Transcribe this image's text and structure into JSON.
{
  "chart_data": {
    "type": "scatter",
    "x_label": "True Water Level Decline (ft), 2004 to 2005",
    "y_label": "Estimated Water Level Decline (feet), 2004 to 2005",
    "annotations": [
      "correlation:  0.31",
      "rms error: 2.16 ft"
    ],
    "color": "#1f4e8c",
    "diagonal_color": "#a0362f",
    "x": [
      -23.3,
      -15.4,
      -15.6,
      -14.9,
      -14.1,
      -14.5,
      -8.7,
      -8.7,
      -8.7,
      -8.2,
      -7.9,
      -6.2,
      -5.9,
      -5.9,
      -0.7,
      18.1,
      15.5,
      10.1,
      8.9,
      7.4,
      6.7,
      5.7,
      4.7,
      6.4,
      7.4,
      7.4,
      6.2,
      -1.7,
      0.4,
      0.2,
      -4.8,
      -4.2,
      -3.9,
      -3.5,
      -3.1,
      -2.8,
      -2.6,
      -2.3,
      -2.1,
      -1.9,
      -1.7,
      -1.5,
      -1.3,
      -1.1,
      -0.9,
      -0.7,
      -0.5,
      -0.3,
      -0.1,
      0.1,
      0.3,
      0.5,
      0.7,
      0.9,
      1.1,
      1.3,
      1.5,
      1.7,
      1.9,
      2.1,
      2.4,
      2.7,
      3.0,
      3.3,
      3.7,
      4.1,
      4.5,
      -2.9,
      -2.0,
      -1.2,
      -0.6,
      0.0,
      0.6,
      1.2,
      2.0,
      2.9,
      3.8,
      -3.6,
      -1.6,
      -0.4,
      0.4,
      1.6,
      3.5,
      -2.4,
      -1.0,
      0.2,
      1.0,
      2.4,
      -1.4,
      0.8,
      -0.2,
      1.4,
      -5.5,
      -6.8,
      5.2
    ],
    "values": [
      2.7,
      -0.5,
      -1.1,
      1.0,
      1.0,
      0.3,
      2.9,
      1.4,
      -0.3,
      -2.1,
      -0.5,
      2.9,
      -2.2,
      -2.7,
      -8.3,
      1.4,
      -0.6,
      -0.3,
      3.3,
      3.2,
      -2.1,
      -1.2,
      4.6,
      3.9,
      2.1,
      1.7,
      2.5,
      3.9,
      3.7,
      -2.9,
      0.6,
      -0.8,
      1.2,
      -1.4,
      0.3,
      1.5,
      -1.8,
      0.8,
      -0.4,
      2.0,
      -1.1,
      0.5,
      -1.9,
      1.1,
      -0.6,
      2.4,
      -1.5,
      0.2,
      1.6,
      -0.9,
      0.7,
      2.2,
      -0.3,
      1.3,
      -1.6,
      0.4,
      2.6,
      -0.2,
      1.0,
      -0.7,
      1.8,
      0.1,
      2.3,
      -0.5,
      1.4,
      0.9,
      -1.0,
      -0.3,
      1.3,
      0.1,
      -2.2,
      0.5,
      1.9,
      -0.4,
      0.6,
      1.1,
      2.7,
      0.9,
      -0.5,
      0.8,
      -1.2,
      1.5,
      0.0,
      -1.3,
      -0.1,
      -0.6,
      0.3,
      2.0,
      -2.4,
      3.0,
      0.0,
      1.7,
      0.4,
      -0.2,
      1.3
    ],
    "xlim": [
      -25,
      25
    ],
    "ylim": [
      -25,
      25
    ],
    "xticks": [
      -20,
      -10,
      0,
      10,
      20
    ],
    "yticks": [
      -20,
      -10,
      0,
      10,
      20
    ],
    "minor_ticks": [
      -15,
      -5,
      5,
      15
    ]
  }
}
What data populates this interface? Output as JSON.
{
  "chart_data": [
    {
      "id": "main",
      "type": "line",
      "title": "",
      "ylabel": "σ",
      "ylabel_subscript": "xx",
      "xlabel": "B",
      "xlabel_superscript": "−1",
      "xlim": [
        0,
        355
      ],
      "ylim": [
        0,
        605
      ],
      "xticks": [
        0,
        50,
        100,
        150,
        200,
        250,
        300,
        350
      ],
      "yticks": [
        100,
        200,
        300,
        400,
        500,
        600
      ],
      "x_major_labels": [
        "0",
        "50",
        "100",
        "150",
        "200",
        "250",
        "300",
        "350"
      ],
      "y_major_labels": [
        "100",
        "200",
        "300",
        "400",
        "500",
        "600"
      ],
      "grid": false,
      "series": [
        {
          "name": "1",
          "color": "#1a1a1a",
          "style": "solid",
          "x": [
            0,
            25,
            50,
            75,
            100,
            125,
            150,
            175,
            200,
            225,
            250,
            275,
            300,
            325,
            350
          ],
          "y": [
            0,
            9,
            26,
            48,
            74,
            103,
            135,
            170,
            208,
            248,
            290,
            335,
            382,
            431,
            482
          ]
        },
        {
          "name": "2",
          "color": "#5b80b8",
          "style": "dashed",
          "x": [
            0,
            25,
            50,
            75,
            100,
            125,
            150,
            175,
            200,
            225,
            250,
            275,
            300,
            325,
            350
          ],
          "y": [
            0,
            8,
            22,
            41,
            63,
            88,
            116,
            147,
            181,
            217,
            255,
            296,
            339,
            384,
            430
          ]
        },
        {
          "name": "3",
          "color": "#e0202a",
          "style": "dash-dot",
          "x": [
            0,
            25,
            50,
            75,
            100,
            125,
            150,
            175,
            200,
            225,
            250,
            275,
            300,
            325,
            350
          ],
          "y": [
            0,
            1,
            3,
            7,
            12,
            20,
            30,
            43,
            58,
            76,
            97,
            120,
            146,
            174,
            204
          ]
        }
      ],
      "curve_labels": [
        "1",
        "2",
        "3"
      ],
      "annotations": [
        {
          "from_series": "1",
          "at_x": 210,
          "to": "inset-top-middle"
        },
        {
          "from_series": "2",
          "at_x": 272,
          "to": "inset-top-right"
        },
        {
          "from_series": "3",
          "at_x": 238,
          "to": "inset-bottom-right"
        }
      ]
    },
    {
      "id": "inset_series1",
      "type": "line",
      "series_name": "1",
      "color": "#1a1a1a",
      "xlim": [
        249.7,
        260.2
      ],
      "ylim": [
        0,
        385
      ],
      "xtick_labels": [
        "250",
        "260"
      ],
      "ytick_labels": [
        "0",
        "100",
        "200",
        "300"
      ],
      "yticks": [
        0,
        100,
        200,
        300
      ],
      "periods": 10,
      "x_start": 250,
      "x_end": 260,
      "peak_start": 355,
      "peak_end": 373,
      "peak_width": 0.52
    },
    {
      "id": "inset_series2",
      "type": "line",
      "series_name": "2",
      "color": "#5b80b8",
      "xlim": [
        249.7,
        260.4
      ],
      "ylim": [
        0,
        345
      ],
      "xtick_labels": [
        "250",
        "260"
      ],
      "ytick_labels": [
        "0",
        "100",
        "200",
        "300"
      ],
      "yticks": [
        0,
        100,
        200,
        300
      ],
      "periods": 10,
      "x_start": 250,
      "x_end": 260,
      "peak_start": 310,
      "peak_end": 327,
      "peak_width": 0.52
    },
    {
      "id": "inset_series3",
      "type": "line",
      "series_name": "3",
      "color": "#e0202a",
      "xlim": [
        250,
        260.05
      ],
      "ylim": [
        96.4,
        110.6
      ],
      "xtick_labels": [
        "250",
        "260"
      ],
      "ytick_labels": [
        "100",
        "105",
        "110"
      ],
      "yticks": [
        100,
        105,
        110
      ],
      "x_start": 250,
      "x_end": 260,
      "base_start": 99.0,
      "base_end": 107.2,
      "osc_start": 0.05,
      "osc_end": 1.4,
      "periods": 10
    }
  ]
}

---

> **DO THIS**
Write the entries again, exactly as they stand.

> **RESPONSE TO THE TASK**
Transcribe this image's text and structure into JSON.
{
  "chart_data": {
    "type": "scatter",
    "x_label": "True Water Level Decline (ft), 2004 to 2005",
    "y_label": "Estimated Water Level Decline (feet), 2004 to 2005",
    "annotations": [
      "correlation:  0.31",
      "rms error: 2.16 ft"
    ],
    "color": "#1f4e8c",
    "diagonal_color": "#a0362f",
    "x": [
      -23.3,
      -15.4,
      -15.6,
      -14.9,
      -14.1,
      -14.5,
      -8.7,
      -8.7,
      -8.7,
      -8.2,
      -7.9,
      -6.2,
      -5.9,
      -5.9,
      -0.7,
      18.1,
      15.5,
      10.1,
      8.9,
      7.4,
      6.7,
      5.7,
      4.7,
      6.4,
      7.4,
      7.4,
      6.2,
      -1.7,
      0.4,
      0.2,
      -4.8,
      -4.2,
      -3.9,
      -3.5,
      -3.1,
      -2.8,
      -2.6,
      -2.3,
      -2.1,
      -1.9,
      -1.7,
      -1.5,
      -1.3,
      -1.1,
      -0.9,
      -0.7,
      -0.5,
      -0.3,
      -0.1,
      0.1,
      0.3,
      0.5,
      0.7,
      0.9,
      1.1,
      1.3,
      1.5,
      1.7,
      1.9,
      2.1,
      2.4,
      2.7,
      3.0,
      3.3,
      3.7,
      4.1,
      4.5,
      -2.9,
      -2.0,
      -1.2,
      -0.6,
      0.0,
      0.6,
      1.2,
      2.0,
      2.9,
      3.8,
      -3.6,
      -1.6,
      -0.4,
      0.4,
      1.6,
      3.5,
      -2.4,
      -1.0,
      0.2,
      1.0,
      2.4,
      -1.4,
      0.8,
      -0.2,
      1.4,
      -5.5,
      -6.8,
      5.2
    ],
    "values": [
      2.7,
      -0.5,
      -1.1,
      1.0,
      1.0,
      0.3,
      2.9,
      1.4,
      -0.3,
      -2.1,
      -0.5,
      2.9,
      -2.2,
      -2.7,
      -8.3,
      1.4,
      -0.6,
      -0.3,
      3.3,
      3.2,
      -2.1,
      -1.2,
      4.6,
      3.9,
      2.1,
      1.7,
      2.5,
      3.9,
      3.7,
      -2.9,
      0.6,
      -0.8,
      1.2,
      -1.4,
      0.3,
      1.5,
      -1.8,
      0.8,
      -0.4,
      2.0,
      -1.1,
      0.5,
      -1.9,
      1.1,
      -0.6,
      2.4,
      -1.5,
      0.2,
      1.6,
      -0.9,
      0.7,
      2.2,
      -0.3,
      1.3,
      -1.6,
      0.4,
      2.6,
      -0.2,
      1.0,
      -0.7,
      1.8,
      0.1,
      2.3,
      -0.5,
      1.4,
      0.9,
      -1.0,
      -0.3,
      1.3,
      0.1,
      -2.2,
      0.5,
      1.9,
      -0.4,
      0.6,
      1.1,
      2.7,
      0.9,
      -0.5,
      0.8,
      -1.2,
      1.5,
      0.0,
      -1.3,
      -0.1,
      -0.6,
      0.3,
      2.0,
      -2.4,
      3.0,
      0.0,
      1.7,
      0.4,
      -0.2,
      1.3
    ],
    "xlim": [
      -25,
      25
    ],
    "ylim": [
      -25,
      25
    ],
    "xticks": [
      -20,
      -10,
      0,
      10,
      20
    ],
    "yticks": [
      -20,
      -10,
      0,
      10,
      20
    ],
    "minor_ticks": [
      -15,
      -5,
      5,
      15
    ]
  }
}
What data populates this interface? Output as JSON.
{
  "chart_data": [
    {
      "id": "main",
      "type": "line",
      "title": "",
      "ylabel": "σ",
      "ylabel_subscript": "xx",
      "xlabel": "B",
      "xlabel_superscript": "−1",
      "xlim": [
        0,
        355
      ],
      "ylim": [
        0,
        605
      ],
      "xticks": [
        0,
        50,
        100,
        150,
        200,
        250,
        300,
        350
      ],
      "yticks": [
        100,
        200,
        300,
        400,
        500,
        600
      ],
      "x_major_labels": [
        "0",
        "50",
        "100",
        "150",
        "200",
        "250",
        "300",
        "350"
      ],
      "y_major_labels": [
        "100",
        "200",
        "300",
        "400",
        "500",
        "600"
      ],
      "grid": false,
      "series": [
        {
          "name": "1",
          "color": "#1a1a1a",
          "style": "solid",
          "x": [
            0,
            25,
            50,
            75,
            100,
            125,
            150,
            175,
            200,
            225,
            250,
            275,
            300,
            325,
            350
          ],
          "y": [
            0,
            9,
            26,
            48,
            74,
            103,
            135,
            170,
            208,
            248,
            290,
            335,
            382,
            431,
            482
          ]
        },
        {
          "name": "2",
          "color": "#5b80b8",
          "style": "dashed",
          "x": [
            0,
            25,
            50,
            75,
            100,
            125,
            150,
            175,
            200,
            225,
            250,
            275,
            300,
            325,
            350
          ],
          "y": [
            0,
            8,
            22,
            41,
            63,
            88,
            116,
            147,
            181,
            217,
            255,
            296,
            339,
            384,
            430
          ]
        },
        {
          "name": "3",
          "color": "#e0202a",
          "style": "dash-dot",
          "x": [
            0,
            25,
            50,
            75,
            100,
            125,
            150,
            175,
            200,
            225,
            250,
            275,
            300,
            325,
            350
          ],
          "y": [
            0,
            1,
            3,
            7,
            12,
            20,
            30,
            43,
            58,
            76,
            97,
            120,
            146,
            174,
            204
          ]
        }
      ],
      "curve_labels": [
        "1",
        "2",
        "3"
      ],
      "annotations": [
        {
          "from_series": "1",
          "at_x": 210,
          "to": "inset-top-middle"
        },
        {
          "from_series": "2",
          "at_x": 272,
          "to": "inset-top-right"
        },
        {
          "from_series": "3",
          "at_x": 238,
          "to": "inset-bottom-right"
        }
      ]
    },
    {
      "id": "inset_series1",
      "type": "line",
      "series_name": "1",
      "color": "#1a1a1a",
      "xlim": [
        249.7,
        260.2
      ],
      "ylim": [
        0,
        385
      ],
      "xtick_labels": [
        "250",
        "260"
      ],
      "ytick_labels": [
        "0",
        "100",
        "200",
        "300"
      ],
      "yticks": [
        0,
        100,
        200,
        300
      ],
      "periods": 10,
      "x_start": 250,
      "x_end": 260,
      "peak_start": 355,
      "peak_end": 373,
      "peak_width": 0.52
    },
    {
      "id": "inset_series2",
      "type": "line",
      "series_name": "2",
      "color": "#5b80b8",
      "xlim": [
        249.7,
        260.4
      ],
      "ylim": [
        0,
        345
      ],
      "xtick_labels": [
        "250",
        "260"
      ],
      "ytick_labels": [
        "0",
        "100",
        "200",
        "300"
      ],
      "yticks": [
        0,
        100,
        200,
        300
      ],
      "periods": 10,
      "x_start": 250,
      "x_end": 260,
      "peak_start": 310,
      "peak_end": 327,
      "peak_width": 0.52
    },
    {
      "id": "inset_series3",
      "type": "line",
      "series_name": "3",
      "color": "#e0202a",
      "xlim": [
        250,
        260.05
      ],
      "ylim": [
        96.4,
        110.6
      ],
      "xtick_labels": [
        "250",
        "260"
      ],
      "ytick_labels": [
        "100",
        "105",
        "110"
      ],
      "yticks": [
        100,
        105,
        110
      ],
      "x_start": 250,
      "x_end": 260,
      "base_start": 99.0,
      "base_end": 107.2,
      "osc_start": 0.05,
      "osc_end": 1.4,
      "periods": 10
    }
  ]
}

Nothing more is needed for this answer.